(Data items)
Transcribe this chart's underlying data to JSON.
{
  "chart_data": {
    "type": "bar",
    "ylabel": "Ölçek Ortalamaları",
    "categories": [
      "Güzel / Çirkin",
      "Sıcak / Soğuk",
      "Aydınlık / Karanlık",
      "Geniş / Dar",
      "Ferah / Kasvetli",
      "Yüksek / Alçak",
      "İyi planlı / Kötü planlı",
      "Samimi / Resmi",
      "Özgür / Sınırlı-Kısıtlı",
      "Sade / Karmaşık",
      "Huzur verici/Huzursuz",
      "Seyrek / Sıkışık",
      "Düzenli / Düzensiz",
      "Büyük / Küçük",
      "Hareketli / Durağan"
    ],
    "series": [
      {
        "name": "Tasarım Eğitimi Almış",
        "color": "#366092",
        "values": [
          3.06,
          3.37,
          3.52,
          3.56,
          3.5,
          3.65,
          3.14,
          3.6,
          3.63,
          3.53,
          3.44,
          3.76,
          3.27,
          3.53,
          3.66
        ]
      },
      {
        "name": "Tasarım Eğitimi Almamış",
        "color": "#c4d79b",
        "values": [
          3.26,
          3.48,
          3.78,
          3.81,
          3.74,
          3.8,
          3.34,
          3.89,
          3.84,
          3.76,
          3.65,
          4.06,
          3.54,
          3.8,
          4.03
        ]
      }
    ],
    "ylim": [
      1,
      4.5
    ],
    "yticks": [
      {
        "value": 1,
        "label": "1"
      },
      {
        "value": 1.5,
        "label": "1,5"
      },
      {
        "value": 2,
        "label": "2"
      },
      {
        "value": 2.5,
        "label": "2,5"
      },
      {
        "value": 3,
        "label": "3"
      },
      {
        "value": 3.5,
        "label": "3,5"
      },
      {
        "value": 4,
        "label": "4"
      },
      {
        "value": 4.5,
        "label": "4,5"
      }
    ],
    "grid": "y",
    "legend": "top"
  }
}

**WHAT IS BEING ASKED:** Note how many lines in the material hold the word "Eğitimi", and give that number with nothing added.

**SOLUTION TO THIS PROBLEM:** 2